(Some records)
[START]

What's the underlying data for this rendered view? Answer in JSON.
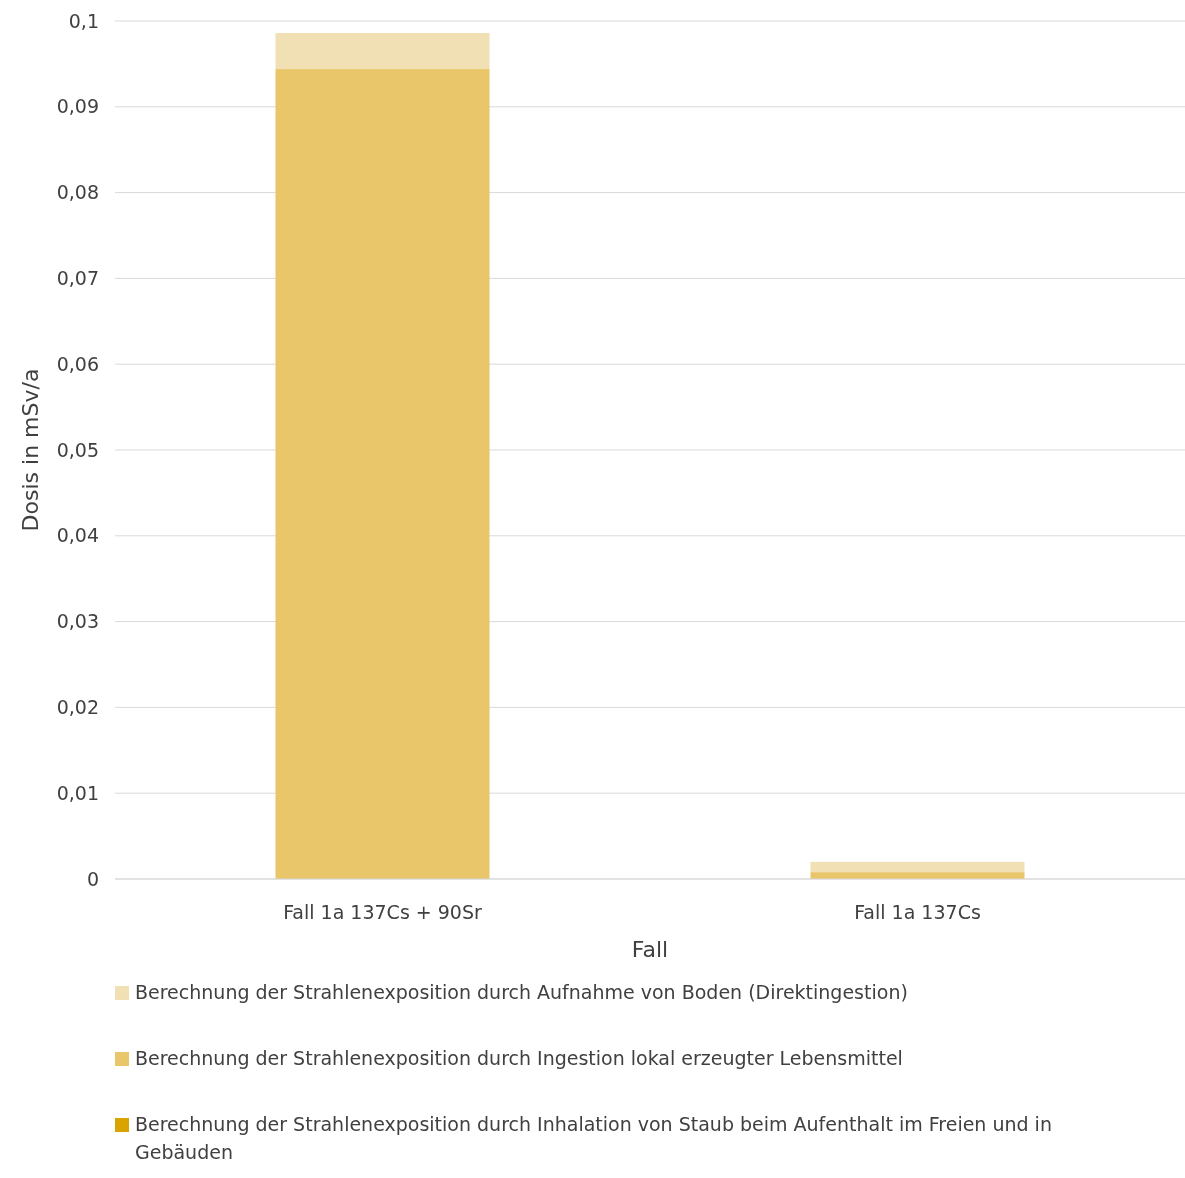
{
  "chart_data": {
    "type": "bar",
    "stacked": true,
    "xlabel": "Fall",
    "ylabel": "Dosis in mSv/a",
    "categories": [
      "Fall 1a 137Cs + 90Sr",
      "Fall 1a 137Cs"
    ],
    "series": [
      {
        "name": "Berechnung der Strahlenexposition durch Inhalation von Staub beim Aufenthalt im Freien und in Gebäuden",
        "color": "#d9a400",
        "values": [
          0,
          0
        ]
      },
      {
        "name": "Berechnung der Strahlenexposition durch Ingestion lokal erzeugter Lebensmittel",
        "color": "#eac66a",
        "values": [
          0.0944,
          0.0008
        ]
      },
      {
        "name": "Berechnung der Strahlenexposition durch Aufnahme von Boden (Direktingestion)",
        "color": "#f0e0b4",
        "values": [
          0.0042,
          0.0012
        ]
      }
    ],
    "ylim": [
      0,
      0.1
    ],
    "yticks": [
      {
        "value": 0,
        "label": "0"
      },
      {
        "value": 0.01,
        "label": "0,01"
      },
      {
        "value": 0.02,
        "label": "0,02"
      },
      {
        "value": 0.03,
        "label": "0,03"
      },
      {
        "value": 0.04,
        "label": "0,04"
      },
      {
        "value": 0.05,
        "label": "0,05"
      },
      {
        "value": 0.06,
        "label": "0,06"
      },
      {
        "value": 0.07,
        "label": "0,07"
      },
      {
        "value": 0.08,
        "label": "0,08"
      },
      {
        "value": 0.09,
        "label": "0,09"
      },
      {
        "value": 0.1,
        "label": "0,1"
      }
    ],
    "grid": "y",
    "legend": "bottom"
  }
}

[END]

Every line in the data above that contains "durch" needs to be copied.

        "name": "Berechnung der Strahlenexposition durch Inhalation von Staub beim Aufenthalt im Freien und in Gebäuden",
        "name": "Berechnung der Strahlenexposition durch Ingestion lokal erzeugter Lebensmittel",
        "name": "Berechnung der Strahlenexposition durch Aufnahme von Boden (Direktingestion)",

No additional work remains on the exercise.